---------- Data for the task

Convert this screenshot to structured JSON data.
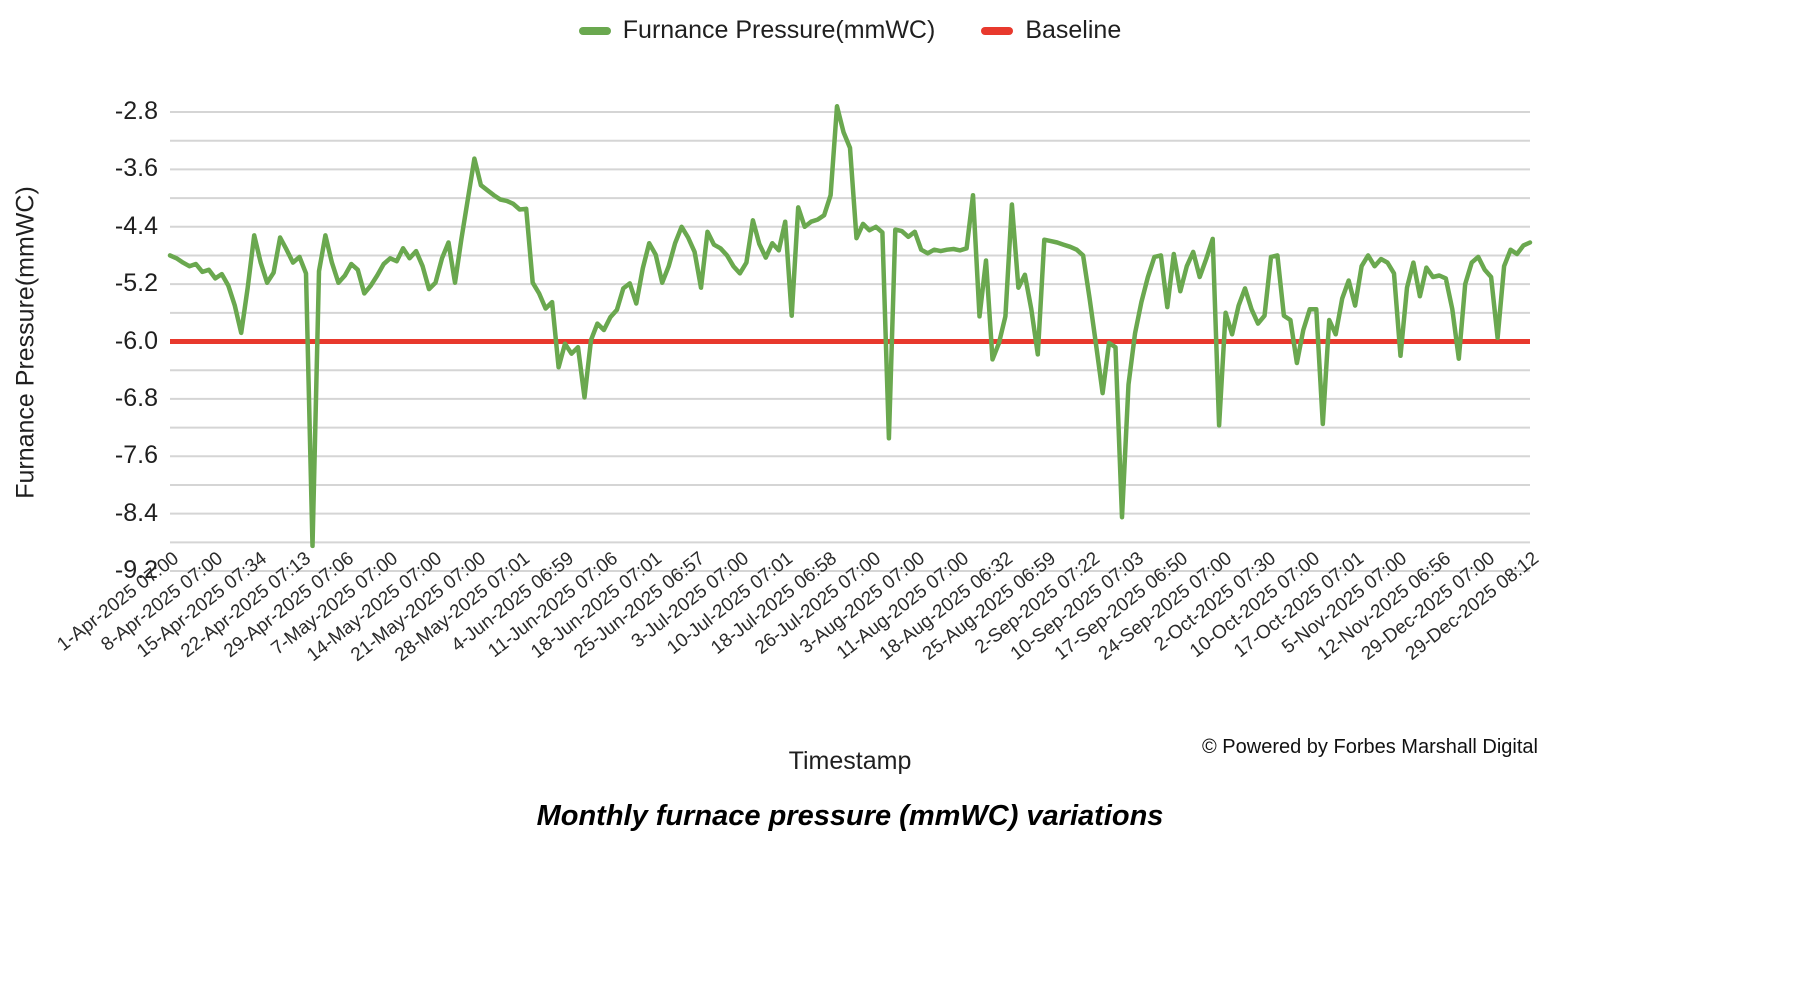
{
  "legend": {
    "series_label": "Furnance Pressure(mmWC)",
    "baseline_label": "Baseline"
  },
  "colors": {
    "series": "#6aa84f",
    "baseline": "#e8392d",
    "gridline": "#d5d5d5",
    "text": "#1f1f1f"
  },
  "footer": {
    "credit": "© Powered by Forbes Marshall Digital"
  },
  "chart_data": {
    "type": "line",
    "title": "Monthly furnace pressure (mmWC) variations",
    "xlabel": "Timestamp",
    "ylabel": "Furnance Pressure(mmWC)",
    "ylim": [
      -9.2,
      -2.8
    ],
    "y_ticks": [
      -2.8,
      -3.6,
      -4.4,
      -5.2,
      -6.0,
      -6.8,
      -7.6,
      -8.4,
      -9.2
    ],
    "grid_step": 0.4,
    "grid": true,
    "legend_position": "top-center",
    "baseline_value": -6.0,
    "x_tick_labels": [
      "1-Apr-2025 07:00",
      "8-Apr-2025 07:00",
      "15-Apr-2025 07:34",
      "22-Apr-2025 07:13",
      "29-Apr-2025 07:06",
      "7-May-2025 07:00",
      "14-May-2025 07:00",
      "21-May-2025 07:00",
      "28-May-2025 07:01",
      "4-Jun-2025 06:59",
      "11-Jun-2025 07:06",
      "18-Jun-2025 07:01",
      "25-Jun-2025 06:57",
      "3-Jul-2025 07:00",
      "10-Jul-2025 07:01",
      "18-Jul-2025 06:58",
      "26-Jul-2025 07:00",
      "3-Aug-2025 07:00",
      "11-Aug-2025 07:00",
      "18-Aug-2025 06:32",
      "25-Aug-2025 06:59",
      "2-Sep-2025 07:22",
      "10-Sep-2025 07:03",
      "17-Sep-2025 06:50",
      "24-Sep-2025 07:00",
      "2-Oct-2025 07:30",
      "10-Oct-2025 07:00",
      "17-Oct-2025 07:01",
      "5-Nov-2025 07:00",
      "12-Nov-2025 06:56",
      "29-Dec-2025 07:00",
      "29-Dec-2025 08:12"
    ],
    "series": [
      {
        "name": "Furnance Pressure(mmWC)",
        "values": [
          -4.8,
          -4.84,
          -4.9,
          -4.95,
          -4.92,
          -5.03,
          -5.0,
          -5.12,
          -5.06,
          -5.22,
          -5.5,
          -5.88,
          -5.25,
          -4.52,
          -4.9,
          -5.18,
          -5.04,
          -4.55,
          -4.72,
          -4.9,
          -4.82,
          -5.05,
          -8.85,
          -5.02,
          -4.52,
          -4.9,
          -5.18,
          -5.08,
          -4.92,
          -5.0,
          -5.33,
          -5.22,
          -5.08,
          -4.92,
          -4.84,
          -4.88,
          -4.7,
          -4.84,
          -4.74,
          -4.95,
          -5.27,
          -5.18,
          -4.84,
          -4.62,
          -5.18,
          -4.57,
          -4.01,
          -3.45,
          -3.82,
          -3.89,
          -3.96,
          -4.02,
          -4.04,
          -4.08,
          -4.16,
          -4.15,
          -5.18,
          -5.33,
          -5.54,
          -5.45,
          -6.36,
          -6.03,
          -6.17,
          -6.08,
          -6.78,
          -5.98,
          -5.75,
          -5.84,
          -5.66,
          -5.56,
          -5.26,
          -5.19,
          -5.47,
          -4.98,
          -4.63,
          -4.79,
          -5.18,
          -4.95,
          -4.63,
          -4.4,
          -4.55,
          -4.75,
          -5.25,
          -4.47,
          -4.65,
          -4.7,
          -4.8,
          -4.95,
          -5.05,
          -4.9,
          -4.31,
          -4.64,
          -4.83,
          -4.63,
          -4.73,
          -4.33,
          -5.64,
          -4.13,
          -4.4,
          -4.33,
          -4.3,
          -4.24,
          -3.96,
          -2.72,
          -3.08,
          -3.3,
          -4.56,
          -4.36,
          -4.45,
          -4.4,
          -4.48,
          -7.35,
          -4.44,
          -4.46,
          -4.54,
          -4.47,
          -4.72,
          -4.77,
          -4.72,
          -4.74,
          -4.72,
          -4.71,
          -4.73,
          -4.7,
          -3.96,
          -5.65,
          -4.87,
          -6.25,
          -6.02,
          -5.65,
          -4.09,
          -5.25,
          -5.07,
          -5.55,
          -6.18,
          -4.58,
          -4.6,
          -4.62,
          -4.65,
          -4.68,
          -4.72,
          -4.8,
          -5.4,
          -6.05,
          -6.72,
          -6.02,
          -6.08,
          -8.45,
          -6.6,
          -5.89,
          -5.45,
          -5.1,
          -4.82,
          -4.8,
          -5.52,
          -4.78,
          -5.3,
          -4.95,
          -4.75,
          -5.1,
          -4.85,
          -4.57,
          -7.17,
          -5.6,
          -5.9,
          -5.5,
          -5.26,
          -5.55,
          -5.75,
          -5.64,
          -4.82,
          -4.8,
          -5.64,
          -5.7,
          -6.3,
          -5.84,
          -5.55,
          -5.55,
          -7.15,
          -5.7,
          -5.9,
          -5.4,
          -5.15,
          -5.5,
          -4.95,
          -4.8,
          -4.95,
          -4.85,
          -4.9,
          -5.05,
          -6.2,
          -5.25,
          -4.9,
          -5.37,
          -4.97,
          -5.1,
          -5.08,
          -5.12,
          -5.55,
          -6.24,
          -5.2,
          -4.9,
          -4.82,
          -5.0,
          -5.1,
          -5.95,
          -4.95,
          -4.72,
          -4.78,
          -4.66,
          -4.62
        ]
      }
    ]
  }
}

--------------------
---------- Data for the task

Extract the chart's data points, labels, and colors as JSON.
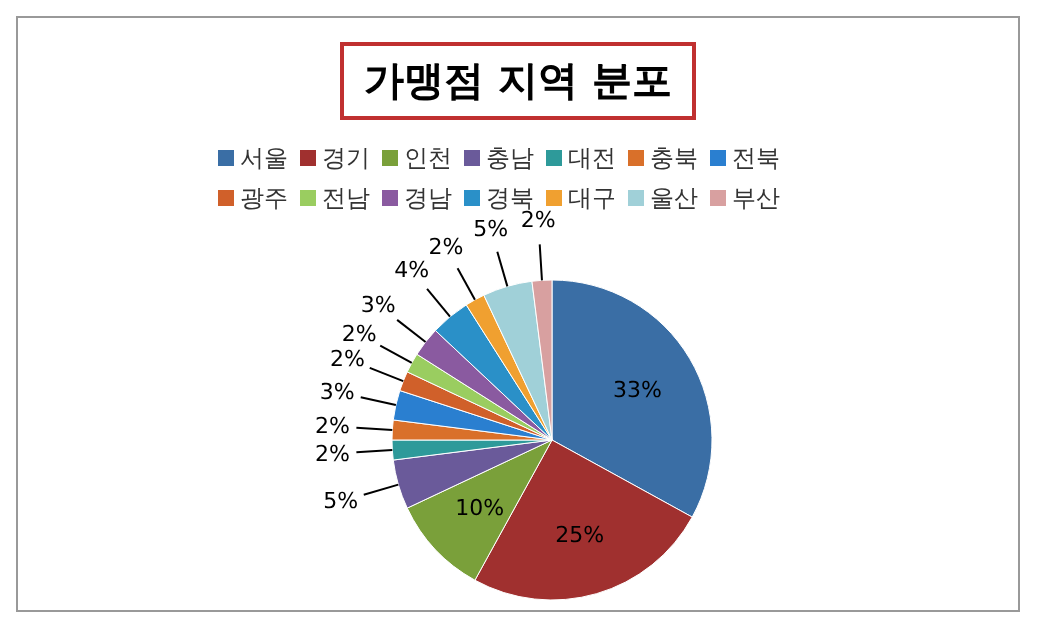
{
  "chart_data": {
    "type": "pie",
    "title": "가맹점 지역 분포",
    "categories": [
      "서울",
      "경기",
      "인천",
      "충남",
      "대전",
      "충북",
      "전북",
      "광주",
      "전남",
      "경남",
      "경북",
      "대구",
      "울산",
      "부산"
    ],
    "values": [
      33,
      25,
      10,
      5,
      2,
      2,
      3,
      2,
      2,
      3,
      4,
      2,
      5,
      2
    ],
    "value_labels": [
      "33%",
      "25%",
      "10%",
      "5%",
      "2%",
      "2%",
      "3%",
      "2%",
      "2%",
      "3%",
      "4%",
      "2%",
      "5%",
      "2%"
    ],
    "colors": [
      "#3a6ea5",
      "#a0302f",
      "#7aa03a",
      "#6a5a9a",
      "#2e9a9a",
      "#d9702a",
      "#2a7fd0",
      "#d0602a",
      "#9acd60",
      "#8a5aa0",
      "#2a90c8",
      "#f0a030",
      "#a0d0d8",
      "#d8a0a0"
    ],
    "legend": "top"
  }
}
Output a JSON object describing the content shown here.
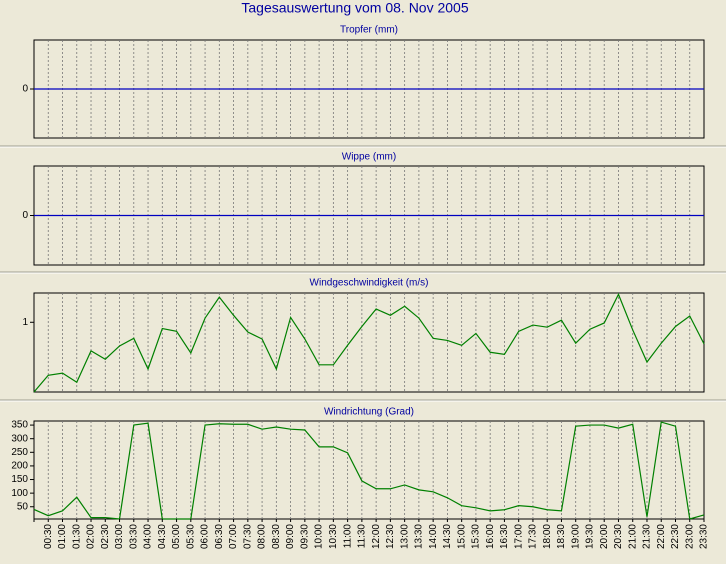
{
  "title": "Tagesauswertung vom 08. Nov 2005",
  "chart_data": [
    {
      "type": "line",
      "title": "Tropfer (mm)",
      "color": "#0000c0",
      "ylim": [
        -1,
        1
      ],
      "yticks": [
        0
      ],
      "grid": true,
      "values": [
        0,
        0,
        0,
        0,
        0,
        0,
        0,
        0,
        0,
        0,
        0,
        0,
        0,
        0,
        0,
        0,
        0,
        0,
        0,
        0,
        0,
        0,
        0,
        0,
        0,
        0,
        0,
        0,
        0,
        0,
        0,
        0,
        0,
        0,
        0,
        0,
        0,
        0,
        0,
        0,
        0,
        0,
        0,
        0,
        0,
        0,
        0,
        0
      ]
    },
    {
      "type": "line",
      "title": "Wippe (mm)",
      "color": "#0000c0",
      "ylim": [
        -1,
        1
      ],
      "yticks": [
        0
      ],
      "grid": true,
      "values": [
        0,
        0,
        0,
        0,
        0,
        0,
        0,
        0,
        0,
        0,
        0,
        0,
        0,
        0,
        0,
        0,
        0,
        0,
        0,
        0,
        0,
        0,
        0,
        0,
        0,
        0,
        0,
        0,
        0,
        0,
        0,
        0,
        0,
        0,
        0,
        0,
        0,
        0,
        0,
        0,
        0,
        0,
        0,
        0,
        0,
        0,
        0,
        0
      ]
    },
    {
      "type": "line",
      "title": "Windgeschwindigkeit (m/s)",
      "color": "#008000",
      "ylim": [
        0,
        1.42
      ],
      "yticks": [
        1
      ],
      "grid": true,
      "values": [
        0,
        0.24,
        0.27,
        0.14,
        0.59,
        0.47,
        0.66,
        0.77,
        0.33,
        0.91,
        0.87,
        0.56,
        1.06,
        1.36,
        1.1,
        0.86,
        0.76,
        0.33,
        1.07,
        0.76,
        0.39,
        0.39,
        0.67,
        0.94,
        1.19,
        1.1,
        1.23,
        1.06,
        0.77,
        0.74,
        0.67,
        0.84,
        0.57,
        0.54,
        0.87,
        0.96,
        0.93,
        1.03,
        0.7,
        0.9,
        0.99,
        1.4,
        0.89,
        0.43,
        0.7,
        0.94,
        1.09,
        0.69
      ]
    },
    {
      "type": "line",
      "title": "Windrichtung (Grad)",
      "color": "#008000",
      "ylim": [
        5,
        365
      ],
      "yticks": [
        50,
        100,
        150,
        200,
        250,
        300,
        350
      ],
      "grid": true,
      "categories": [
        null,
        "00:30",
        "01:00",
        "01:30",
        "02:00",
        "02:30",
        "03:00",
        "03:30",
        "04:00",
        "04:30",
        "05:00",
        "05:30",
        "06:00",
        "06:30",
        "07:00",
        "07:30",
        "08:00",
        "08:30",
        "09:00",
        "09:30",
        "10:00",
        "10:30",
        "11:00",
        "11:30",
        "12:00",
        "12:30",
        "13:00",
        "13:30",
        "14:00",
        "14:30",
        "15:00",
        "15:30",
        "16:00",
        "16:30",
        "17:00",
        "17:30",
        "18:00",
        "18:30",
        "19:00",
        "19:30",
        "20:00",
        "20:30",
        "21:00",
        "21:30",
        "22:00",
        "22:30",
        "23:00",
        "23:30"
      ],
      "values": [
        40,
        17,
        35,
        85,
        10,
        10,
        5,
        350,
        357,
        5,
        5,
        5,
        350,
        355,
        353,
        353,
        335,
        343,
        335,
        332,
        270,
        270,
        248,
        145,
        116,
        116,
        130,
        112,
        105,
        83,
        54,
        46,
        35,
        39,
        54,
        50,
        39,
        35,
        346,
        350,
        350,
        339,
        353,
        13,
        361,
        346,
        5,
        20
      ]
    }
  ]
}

--------------------
---------- Data for the task

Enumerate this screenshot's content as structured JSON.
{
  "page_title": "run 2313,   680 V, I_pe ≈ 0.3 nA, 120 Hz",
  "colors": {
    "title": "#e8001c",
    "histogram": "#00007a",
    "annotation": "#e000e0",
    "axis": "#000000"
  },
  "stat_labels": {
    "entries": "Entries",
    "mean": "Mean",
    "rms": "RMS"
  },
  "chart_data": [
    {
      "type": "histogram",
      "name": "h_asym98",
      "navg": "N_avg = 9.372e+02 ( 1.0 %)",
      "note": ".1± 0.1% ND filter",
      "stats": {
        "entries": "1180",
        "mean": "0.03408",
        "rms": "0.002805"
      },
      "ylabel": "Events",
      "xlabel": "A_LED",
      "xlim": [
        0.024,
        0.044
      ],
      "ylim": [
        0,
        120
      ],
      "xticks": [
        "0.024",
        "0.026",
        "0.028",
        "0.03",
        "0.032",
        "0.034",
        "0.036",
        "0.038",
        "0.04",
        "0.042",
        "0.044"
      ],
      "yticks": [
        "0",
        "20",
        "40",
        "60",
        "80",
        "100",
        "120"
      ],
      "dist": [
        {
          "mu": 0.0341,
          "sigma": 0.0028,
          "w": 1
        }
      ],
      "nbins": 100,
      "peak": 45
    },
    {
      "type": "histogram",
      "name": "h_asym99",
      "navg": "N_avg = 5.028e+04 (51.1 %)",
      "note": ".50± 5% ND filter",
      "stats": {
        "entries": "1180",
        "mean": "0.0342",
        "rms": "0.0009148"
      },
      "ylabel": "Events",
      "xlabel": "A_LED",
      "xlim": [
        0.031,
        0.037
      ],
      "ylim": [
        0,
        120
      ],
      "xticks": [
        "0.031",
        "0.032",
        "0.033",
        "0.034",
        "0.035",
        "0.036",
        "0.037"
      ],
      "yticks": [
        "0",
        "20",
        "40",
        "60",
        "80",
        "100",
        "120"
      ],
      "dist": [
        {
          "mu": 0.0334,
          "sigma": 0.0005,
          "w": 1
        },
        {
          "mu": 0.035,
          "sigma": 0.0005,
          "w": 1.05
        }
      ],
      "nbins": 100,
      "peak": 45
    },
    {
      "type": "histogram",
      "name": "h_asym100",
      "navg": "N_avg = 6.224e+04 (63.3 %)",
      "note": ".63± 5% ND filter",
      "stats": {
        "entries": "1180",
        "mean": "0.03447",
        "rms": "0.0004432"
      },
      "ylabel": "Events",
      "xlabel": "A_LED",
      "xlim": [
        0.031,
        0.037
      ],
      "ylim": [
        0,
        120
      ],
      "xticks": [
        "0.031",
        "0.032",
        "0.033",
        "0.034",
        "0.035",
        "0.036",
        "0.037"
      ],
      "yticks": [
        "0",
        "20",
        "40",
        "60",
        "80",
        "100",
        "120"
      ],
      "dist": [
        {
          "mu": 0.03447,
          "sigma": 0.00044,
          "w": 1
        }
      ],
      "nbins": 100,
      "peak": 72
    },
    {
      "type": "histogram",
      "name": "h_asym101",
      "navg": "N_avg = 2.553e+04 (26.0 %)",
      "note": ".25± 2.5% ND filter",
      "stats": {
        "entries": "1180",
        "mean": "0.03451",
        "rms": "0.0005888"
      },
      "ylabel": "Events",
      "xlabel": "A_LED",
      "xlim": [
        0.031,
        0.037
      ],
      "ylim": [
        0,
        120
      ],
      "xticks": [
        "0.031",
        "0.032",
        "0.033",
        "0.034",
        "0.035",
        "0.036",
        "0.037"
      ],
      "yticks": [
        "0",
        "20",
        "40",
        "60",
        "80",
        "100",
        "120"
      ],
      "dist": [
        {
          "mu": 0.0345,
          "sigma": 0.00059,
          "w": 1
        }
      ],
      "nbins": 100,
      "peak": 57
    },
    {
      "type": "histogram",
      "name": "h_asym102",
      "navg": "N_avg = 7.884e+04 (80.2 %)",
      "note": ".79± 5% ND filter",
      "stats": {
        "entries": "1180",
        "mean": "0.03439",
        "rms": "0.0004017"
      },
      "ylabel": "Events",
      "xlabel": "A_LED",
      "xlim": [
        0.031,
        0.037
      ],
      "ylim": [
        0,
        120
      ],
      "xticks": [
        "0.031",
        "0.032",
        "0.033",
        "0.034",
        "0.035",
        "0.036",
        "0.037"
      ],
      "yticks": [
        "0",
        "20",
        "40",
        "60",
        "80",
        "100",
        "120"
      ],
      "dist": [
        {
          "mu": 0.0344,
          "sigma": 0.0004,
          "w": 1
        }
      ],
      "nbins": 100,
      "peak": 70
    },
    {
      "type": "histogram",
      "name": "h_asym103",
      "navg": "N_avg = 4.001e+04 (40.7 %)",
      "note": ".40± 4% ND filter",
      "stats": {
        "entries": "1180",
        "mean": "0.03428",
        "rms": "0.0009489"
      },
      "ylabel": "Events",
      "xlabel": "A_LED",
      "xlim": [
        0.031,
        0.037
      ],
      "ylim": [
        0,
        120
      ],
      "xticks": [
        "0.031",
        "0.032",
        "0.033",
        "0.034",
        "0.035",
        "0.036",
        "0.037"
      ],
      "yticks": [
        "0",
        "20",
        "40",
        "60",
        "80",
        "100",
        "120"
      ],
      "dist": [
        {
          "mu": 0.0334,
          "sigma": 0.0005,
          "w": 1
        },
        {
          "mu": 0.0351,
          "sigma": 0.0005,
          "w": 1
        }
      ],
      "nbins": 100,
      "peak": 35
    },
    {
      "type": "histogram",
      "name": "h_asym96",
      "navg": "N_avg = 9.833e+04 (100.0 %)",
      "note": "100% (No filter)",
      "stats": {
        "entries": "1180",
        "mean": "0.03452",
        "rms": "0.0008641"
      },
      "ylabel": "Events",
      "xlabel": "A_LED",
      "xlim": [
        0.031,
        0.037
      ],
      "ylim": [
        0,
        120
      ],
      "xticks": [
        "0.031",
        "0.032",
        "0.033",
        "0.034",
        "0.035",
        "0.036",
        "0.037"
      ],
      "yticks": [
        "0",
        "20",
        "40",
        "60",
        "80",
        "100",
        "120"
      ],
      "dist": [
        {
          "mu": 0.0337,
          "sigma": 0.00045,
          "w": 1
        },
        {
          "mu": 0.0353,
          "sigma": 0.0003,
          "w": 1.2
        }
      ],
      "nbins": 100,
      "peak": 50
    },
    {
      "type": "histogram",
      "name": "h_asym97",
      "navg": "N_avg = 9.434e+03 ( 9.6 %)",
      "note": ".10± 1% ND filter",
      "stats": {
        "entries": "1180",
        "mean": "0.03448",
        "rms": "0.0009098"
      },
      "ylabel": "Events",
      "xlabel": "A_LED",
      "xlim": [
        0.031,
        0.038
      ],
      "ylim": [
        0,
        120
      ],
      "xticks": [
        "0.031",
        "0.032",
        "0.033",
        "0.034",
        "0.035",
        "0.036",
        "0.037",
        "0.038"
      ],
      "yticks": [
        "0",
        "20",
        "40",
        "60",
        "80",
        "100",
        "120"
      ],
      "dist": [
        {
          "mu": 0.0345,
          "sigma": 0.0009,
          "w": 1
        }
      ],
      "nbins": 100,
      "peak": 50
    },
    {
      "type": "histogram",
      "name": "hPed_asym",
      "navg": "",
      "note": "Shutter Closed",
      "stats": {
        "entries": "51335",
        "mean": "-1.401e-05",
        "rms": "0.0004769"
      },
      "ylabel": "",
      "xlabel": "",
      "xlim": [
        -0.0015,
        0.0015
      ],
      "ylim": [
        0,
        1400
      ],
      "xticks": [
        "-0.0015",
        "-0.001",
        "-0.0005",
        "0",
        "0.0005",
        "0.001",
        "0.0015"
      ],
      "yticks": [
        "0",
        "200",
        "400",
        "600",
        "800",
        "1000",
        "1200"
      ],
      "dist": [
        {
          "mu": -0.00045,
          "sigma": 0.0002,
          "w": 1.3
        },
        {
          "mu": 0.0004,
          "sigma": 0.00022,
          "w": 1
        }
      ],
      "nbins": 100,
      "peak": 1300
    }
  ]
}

--------------------

▶ **Aim**:
Copy whichever lines in the listing above contain the word "note".

▶ **Task response**:
      "note": ".1± 0.1% ND filter",
      "note": ".50± 5% ND filter",
      "note": ".63± 5% ND filter",
      "note": ".25± 2.5% ND filter",
      "note": ".79± 5% ND filter",
      "note": ".40± 4% ND filter",
      "note": "100% (No filter)",
      "note": ".10± 1% ND filter",
      "note": "Shutter Closed",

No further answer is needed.